(Entries provided):

◆ ◆ ◆ ◆ ◆

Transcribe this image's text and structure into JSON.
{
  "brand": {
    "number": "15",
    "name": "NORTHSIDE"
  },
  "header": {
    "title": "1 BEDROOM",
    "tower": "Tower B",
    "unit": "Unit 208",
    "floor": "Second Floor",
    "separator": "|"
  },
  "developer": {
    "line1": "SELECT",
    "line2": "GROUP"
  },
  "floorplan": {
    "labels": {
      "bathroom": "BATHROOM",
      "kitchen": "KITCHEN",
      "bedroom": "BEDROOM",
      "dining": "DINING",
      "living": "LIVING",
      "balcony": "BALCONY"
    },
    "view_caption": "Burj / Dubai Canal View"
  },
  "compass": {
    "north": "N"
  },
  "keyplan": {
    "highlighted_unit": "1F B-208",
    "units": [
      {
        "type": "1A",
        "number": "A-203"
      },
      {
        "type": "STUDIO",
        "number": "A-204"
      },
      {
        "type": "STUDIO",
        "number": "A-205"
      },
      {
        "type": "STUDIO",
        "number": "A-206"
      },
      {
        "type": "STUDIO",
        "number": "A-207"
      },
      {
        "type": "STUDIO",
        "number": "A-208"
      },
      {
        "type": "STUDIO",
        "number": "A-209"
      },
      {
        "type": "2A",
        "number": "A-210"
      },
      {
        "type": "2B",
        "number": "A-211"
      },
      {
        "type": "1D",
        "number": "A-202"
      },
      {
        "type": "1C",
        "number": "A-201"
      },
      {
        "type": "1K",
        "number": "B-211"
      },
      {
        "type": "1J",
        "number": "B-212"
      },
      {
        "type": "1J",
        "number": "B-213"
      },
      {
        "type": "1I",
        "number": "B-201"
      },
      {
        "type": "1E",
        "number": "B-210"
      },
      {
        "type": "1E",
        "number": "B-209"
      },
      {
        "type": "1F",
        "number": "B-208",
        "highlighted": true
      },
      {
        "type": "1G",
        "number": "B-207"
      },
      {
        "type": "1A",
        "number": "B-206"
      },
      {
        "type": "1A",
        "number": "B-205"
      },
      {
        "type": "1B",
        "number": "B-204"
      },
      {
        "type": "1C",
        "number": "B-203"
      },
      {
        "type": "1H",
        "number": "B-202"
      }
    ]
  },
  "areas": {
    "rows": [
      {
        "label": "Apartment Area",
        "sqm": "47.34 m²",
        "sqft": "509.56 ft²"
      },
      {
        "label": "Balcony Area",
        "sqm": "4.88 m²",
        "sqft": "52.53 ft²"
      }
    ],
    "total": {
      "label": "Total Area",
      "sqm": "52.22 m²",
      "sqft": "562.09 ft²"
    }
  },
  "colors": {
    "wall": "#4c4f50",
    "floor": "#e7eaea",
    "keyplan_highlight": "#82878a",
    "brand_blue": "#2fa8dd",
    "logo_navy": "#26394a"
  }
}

◆ ◆ ◆ ◆ ◆

(Your task): Reproduce the material precisely, including every line.

(The reply):
Transcribe this image's text and structure into JSON.
{
  "brand": {
    "number": "15",
    "name": "NORTHSIDE"
  },
  "header": {
    "title": "1 BEDROOM",
    "tower": "Tower B",
    "unit": "Unit 208",
    "floor": "Second Floor",
    "separator": "|"
  },
  "developer": {
    "line1": "SELECT",
    "line2": "GROUP"
  },
  "floorplan": {
    "labels": {
      "bathroom": "BATHROOM",
      "kitchen": "KITCHEN",
      "bedroom": "BEDROOM",
      "dining": "DINING",
      "living": "LIVING",
      "balcony": "BALCONY"
    },
    "view_caption": "Burj / Dubai Canal View"
  },
  "compass": {
    "north": "N"
  },
  "keyplan": {
    "highlighted_unit": "1F B-208",
    "units": [
      {
        "type": "1A",
        "number": "A-203"
      },
      {
        "type": "STUDIO",
        "number": "A-204"
      },
      {
        "type": "STUDIO",
        "number": "A-205"
      },
      {
        "type": "STUDIO",
        "number": "A-206"
      },
      {
        "type": "STUDIO",
        "number": "A-207"
      },
      {
        "type": "STUDIO",
        "number": "A-208"
      },
      {
        "type": "STUDIO",
        "number": "A-209"
      },
      {
        "type": "2A",
        "number": "A-210"
      },
      {
        "type": "2B",
        "number": "A-211"
      },
      {
        "type": "1D",
        "number": "A-202"
      },
      {
        "type": "1C",
        "number": "A-201"
      },
      {
        "type": "1K",
        "number": "B-211"
      },
      {
        "type": "1J",
        "number": "B-212"
      },
      {
        "type": "1J",
        "number": "B-213"
      },
      {
        "type": "1I",
        "number": "B-201"
      },
      {
        "type": "1E",
        "number": "B-210"
      },
      {
        "type": "1E",
        "number": "B-209"
      },
      {
        "type": "1F",
        "number": "B-208",
        "highlighted": true
      },
      {
        "type": "1G",
        "number": "B-207"
      },
      {
        "type": "1A",
        "number": "B-206"
      },
      {
        "type": "1A",
        "number": "B-205"
      },
      {
        "type": "1B",
        "number": "B-204"
      },
      {
        "type": "1C",
        "number": "B-203"
      },
      {
        "type": "1H",
        "number": "B-202"
      }
    ]
  },
  "areas": {
    "rows": [
      {
        "label": "Apartment Area",
        "sqm": "47.34 m²",
        "sqft": "509.56 ft²"
      },
      {
        "label": "Balcony Area",
        "sqm": "4.88 m²",
        "sqft": "52.53 ft²"
      }
    ],
    "total": {
      "label": "Total Area",
      "sqm": "52.22 m²",
      "sqft": "562.09 ft²"
    }
  },
  "colors": {
    "wall": "#4c4f50",
    "floor": "#e7eaea",
    "keyplan_highlight": "#82878a",
    "brand_blue": "#2fa8dd",
    "logo_navy": "#26394a"
  }
}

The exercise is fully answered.